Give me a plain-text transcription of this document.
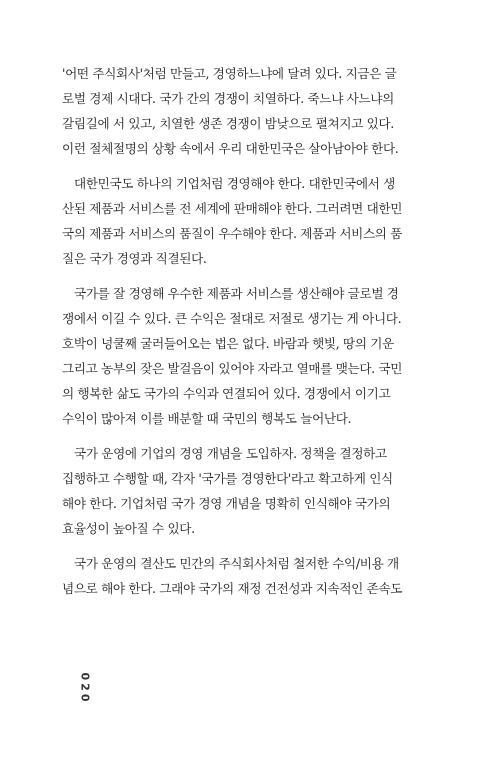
'어떤 주식회사'처럼 만들고, 경영하느냐에 달려 있다. 지금은 글
로벌 경제 시대다. 국가 간의 경쟁이 치열하다. 죽느냐 사느냐의
갈림길에 서 있고, 치열한 생존 경쟁이 밤낮으로 펼쳐지고 있다.
이런 절체절명의 상황 속에서 우리 대한민국은 살아남아야 한다.
대한민국도 하나의 기업처럼 경영해야 한다. 대한민국에서 생
산된 제품과 서비스를 전 세계에 판매해야 한다. 그러려면 대한민
국의 제품과 서비스의 품질이 우수해야 한다. 제품과 서비스의 품
질은 국가 경영과 직결된다.
국가를 잘 경영해 우수한 제품과 서비스를 생산해야 글로벌 경
쟁에서 이길 수 있다. 큰 수익은 절대로 저절로 생기는 게 아니다.
호박이 넝쿨째 굴러들어오는 법은 없다. 바람과 햇빛, 땅의 기운
그리고 농부의 잦은 발걸음이 있어야 자라고 열매를 맺는다. 국민
의 행복한 삶도 국가의 수익과 연결되어 있다. 경쟁에서 이기고
수익이 많아져 이를 배분할 때 국민의 행복도 늘어난다.
국가 운영에 기업의 경영 개념을 도입하자. 정책을 결정하고
집행하고 수행할 때, 각자 '국가를 경영한다'라고 확고하게 인식
해야 한다. 기업처럼 국가 경영 개념을 명확히 인식해야 국가의
효율성이 높아질 수 있다.
국가 운영의 결산도 민간의 주식회사처럼 철저한 수익/비용 개
념으로 해야 한다. 그래야 국가의 재정 건전성과 지속적인 존속도
020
# # # # #
WHAT IS BEING ASKED
Establish how many lines of the material above hold the word "서비스를". Nothing but the count should be returned.

SOLUTION FOR THIS TASK
2